(Collected data entries)
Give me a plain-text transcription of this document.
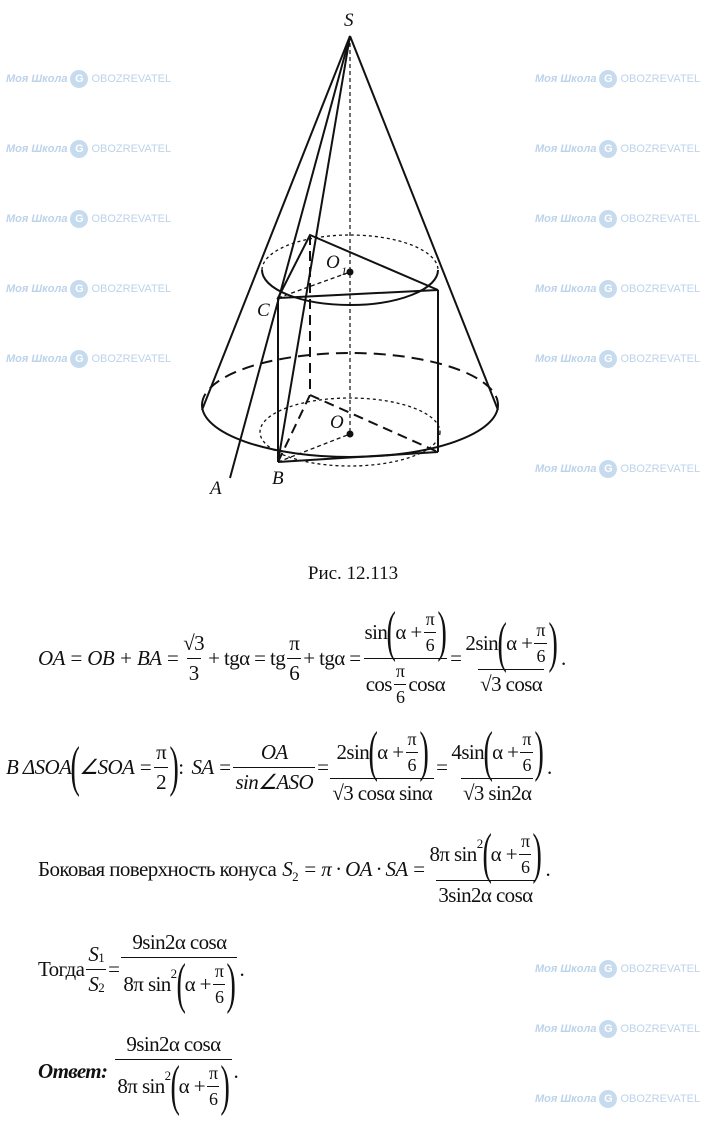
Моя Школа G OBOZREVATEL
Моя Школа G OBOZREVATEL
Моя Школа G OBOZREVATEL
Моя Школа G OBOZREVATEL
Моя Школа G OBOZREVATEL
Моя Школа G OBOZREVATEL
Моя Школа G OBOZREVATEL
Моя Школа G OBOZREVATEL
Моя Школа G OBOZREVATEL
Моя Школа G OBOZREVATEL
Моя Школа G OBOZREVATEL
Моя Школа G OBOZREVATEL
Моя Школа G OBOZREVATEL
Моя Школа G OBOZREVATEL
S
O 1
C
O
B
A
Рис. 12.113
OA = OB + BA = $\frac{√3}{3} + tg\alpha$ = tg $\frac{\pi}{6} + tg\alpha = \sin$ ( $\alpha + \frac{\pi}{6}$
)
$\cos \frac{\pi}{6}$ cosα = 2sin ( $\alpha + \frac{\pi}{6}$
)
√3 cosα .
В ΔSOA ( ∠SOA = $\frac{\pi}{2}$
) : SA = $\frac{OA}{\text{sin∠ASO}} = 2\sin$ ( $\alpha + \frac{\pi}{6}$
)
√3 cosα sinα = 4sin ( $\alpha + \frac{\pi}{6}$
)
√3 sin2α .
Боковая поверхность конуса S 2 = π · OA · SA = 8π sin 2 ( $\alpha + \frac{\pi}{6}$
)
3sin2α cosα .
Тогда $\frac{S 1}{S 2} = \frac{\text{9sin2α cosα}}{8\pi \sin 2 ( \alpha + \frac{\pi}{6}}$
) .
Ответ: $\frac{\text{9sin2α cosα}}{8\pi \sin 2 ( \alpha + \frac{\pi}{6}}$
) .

■ WHAT YOU SHOULD DO ■
Write out the data precisely as given, excluding the pictures.

■ SOLUTION ■
Give me a plain-text transcription of this document.
Моя Школа G OBOZREVATEL
Моя Школа G OBOZREVATEL
Моя Школа G OBOZREVATEL
Моя Школа G OBOZREVATEL
Моя Школа G OBOZREVATEL
Моя Школа G OBOZREVATEL
Моя Школа G OBOZREVATEL
Моя Школа G OBOZREVATEL
Моя Школа G OBOZREVATEL
Моя Школа G OBOZREVATEL
Моя Школа G OBOZREVATEL
Моя Школа G OBOZREVATEL
Моя Школа G OBOZREVATEL
Моя Школа G OBOZREVATEL
S
O 1
C
O
B
A
Рис. 12.113
OA = OB + BA = $\frac{√3}{3} + tg\alpha$ = tg $\frac{\pi}{6} + tg\alpha = \sin$ ( $\alpha + \frac{\pi}{6}$
)
$\cos \frac{\pi}{6}$ cosα = 2sin ( $\alpha + \frac{\pi}{6}$
)
√3 cosα .
В ΔSOA ( ∠SOA = $\frac{\pi}{2}$
) : SA = $\frac{OA}{\text{sin∠ASO}} = 2\sin$ ( $\alpha + \frac{\pi}{6}$
)
√3 cosα sinα = 4sin ( $\alpha + \frac{\pi}{6}$
)
√3 sin2α .
Боковая поверхность конуса S 2 = π · OA · SA = 8π sin 2 ( $\alpha + \frac{\pi}{6}$
)
3sin2α cosα .
Тогда $\frac{S 1}{S 2} = \frac{\text{9sin2α cosα}}{8\pi \sin 2 ( \alpha + \frac{\pi}{6}}$
) .
Ответ: $\frac{\text{9sin2α cosα}}{8\pi \sin 2 ( \alpha + \frac{\pi}{6}}$
) .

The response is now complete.